■ **Exercise goal**:
Can you update the material, starting at its first line and ending at the line that contains "fan-photo [451, 411, 476, 437]", by replacing "side-tab" with "edge-tab" and leaving everything else unchanged?

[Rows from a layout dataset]
--------------------------------
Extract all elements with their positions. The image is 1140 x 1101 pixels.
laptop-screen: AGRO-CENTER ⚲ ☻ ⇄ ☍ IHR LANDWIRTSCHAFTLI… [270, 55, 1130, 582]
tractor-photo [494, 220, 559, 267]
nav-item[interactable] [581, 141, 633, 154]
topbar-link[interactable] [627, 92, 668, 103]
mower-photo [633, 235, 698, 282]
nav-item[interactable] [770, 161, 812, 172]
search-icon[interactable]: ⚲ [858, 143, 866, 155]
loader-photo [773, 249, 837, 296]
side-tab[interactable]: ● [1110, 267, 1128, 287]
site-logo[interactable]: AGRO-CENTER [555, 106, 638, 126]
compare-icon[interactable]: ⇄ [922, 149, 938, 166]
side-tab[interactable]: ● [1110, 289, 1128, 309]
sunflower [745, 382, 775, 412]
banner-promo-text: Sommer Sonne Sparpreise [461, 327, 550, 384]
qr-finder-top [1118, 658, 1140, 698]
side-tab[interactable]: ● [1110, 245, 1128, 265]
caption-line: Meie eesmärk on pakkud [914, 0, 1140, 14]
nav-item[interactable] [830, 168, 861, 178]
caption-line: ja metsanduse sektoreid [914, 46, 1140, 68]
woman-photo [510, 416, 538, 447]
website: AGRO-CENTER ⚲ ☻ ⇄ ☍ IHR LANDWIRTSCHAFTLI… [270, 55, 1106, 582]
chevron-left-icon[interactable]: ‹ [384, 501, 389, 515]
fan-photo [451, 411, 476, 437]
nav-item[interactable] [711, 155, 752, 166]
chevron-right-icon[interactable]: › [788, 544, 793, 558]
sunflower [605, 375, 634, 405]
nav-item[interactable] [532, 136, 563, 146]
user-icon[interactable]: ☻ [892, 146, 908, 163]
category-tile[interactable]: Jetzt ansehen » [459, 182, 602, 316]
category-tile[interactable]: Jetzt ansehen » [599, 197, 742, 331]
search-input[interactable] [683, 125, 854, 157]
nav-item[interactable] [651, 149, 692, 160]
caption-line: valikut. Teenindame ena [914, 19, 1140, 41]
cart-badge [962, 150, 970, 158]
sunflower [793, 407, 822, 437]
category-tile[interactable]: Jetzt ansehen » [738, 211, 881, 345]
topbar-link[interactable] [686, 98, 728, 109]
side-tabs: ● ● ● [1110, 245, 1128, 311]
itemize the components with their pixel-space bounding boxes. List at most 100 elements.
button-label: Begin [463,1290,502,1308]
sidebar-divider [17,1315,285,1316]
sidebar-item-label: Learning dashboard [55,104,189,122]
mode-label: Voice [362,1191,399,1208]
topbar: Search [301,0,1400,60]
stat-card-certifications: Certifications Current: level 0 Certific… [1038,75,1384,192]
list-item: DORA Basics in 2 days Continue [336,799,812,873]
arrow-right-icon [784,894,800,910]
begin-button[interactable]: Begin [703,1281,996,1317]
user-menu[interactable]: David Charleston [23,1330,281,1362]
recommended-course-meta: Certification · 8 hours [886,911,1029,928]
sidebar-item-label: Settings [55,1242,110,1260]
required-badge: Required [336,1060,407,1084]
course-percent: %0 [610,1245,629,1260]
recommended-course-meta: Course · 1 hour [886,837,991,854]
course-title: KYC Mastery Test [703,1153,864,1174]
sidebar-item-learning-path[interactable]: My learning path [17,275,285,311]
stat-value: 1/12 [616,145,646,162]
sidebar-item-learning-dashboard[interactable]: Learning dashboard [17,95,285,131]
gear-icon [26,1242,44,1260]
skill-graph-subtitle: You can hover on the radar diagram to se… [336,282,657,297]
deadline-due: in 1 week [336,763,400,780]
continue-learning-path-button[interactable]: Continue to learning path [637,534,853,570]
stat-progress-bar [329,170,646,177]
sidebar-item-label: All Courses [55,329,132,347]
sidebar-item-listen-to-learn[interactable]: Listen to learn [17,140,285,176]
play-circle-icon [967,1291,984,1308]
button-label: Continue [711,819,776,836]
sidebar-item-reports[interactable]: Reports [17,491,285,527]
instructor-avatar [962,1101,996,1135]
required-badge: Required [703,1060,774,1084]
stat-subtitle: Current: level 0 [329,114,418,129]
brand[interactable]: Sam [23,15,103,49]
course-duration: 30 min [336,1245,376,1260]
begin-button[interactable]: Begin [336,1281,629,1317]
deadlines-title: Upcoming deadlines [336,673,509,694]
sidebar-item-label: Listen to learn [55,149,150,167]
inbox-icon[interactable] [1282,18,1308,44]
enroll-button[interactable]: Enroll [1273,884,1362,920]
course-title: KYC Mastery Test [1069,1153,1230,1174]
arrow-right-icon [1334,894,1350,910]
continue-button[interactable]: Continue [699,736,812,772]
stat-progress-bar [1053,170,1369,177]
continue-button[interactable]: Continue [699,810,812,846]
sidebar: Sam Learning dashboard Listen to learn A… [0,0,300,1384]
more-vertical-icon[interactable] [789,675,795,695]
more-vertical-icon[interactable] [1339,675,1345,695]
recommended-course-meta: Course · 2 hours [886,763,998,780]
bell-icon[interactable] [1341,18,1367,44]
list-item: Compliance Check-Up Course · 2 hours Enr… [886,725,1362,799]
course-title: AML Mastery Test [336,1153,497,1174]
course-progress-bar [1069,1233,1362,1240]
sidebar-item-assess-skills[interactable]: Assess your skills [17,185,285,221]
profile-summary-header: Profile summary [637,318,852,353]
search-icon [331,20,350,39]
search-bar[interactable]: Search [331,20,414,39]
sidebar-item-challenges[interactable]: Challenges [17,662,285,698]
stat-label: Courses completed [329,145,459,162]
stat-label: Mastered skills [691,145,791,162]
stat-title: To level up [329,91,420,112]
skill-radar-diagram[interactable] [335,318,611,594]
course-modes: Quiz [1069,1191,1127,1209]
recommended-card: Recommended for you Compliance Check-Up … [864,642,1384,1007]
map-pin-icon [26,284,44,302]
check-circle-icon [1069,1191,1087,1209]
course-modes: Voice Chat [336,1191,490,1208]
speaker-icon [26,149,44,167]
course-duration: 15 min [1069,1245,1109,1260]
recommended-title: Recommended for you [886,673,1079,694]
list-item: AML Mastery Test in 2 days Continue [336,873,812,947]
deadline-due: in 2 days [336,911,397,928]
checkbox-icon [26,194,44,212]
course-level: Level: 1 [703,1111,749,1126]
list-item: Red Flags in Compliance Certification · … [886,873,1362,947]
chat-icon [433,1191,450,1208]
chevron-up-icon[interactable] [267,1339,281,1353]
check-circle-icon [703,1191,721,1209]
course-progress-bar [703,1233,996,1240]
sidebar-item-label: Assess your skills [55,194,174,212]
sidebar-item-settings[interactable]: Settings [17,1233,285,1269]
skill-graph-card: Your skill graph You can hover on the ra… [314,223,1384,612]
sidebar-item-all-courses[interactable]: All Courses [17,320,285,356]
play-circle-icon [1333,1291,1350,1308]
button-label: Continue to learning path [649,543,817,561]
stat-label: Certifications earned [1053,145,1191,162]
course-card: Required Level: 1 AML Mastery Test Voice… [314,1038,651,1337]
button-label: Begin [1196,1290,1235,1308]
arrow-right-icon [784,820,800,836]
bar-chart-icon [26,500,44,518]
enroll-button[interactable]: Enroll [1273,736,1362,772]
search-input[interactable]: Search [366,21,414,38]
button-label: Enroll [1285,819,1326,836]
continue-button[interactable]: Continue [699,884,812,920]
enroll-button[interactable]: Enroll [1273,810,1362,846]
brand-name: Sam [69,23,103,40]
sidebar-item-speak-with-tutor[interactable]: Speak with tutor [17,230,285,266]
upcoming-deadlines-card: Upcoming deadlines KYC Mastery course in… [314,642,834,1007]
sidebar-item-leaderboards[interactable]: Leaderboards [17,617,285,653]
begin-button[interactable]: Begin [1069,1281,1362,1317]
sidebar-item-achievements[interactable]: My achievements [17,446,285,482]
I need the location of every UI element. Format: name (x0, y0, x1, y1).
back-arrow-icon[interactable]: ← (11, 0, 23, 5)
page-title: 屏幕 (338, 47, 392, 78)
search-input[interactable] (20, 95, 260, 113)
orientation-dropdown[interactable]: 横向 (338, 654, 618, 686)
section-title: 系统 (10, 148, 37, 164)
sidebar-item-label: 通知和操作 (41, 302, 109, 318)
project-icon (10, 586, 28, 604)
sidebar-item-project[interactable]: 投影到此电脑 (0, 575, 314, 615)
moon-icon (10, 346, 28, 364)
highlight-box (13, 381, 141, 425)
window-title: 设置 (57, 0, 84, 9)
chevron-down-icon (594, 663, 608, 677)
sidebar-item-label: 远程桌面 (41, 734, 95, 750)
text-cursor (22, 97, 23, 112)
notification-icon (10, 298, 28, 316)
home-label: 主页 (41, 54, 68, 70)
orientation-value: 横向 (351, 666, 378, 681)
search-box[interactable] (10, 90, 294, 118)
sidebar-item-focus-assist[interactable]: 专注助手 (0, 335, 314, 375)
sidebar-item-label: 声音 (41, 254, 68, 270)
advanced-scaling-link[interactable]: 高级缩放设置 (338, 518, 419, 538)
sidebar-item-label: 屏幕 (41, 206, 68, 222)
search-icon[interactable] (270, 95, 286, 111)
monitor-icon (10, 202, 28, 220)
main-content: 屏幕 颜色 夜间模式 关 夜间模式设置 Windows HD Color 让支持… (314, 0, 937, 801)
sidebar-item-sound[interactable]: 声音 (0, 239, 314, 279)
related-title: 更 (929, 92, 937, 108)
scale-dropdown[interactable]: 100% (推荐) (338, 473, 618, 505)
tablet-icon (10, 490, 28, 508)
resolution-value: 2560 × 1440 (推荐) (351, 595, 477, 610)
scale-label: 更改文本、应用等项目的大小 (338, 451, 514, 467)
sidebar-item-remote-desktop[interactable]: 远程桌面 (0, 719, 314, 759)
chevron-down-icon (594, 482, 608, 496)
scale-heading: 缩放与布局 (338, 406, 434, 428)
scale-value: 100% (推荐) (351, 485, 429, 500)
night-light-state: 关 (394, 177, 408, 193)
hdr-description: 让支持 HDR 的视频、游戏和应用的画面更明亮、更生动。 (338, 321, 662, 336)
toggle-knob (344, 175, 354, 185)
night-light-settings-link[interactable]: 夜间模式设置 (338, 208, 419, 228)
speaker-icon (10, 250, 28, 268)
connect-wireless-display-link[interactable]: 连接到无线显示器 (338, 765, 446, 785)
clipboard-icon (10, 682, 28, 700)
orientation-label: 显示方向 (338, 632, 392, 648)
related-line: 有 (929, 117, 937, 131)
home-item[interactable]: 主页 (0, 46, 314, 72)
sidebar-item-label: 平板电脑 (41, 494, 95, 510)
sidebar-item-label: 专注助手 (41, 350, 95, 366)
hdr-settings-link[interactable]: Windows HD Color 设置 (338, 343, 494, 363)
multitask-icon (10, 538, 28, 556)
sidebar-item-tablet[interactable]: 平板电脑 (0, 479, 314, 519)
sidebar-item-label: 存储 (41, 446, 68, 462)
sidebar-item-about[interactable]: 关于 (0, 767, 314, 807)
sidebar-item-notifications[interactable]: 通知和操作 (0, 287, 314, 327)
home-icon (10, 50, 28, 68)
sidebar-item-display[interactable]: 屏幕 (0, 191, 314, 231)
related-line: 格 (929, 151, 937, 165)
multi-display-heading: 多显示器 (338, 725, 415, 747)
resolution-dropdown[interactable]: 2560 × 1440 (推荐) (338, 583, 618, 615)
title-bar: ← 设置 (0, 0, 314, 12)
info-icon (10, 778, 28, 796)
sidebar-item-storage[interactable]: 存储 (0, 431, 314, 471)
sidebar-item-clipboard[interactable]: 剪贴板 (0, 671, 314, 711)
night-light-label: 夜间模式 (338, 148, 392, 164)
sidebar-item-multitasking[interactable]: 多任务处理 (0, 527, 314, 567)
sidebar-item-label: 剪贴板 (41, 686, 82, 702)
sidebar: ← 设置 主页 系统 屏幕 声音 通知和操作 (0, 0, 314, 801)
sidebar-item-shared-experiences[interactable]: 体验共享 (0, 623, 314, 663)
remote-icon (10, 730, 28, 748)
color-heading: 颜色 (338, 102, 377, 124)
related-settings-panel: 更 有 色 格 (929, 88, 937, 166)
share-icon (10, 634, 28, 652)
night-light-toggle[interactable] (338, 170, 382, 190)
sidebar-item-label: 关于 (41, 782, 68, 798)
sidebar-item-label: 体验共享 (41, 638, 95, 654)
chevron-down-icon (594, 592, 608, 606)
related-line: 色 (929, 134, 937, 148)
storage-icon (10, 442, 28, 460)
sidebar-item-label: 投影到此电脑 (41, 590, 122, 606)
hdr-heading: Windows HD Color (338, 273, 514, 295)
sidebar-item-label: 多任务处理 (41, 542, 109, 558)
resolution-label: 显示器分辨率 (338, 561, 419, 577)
--------------------------------
■ **Task answer**:
Extract all elements with their positions. The image is 1140 x 1101 pixels.
laptop-screen: AGRO-CENTER ⚲ ☻ ⇄ ☍ IHR LANDWIRTSCHAFTLI… [270, 55, 1130, 582]
tractor-photo [494, 220, 559, 267]
nav-item[interactable] [581, 141, 633, 154]
topbar-link[interactable] [627, 92, 668, 103]
mower-photo [633, 235, 698, 282]
nav-item[interactable] [770, 161, 812, 172]
search-icon[interactable]: ⚲ [858, 143, 866, 155]
loader-photo [773, 249, 837, 296]
edge-tab[interactable]: ● [1110, 267, 1128, 287]
site-logo[interactable]: AGRO-CENTER [555, 106, 638, 126]
compare-icon[interactable]: ⇄ [922, 149, 938, 166]
edge-tab[interactable]: ● [1110, 289, 1128, 309]
sunflower [745, 382, 775, 412]
banner-promo-text: Sommer Sonne Sparpreise [461, 327, 550, 384]
qr-finder-top [1118, 658, 1140, 698]
edge-tab[interactable]: ● [1110, 245, 1128, 265]
caption-line: Meie eesmärk on pakkud [914, 0, 1140, 14]
nav-item[interactable] [830, 168, 861, 178]
caption-line: ja metsanduse sektoreid [914, 46, 1140, 68]
woman-photo [510, 416, 538, 447]
website: AGRO-CENTER ⚲ ☻ ⇄ ☍ IHR LANDWIRTSCHAFTLI… [270, 55, 1106, 582]
chevron-left-icon[interactable]: ‹ [384, 501, 389, 515]
fan-photo [451, 411, 476, 437]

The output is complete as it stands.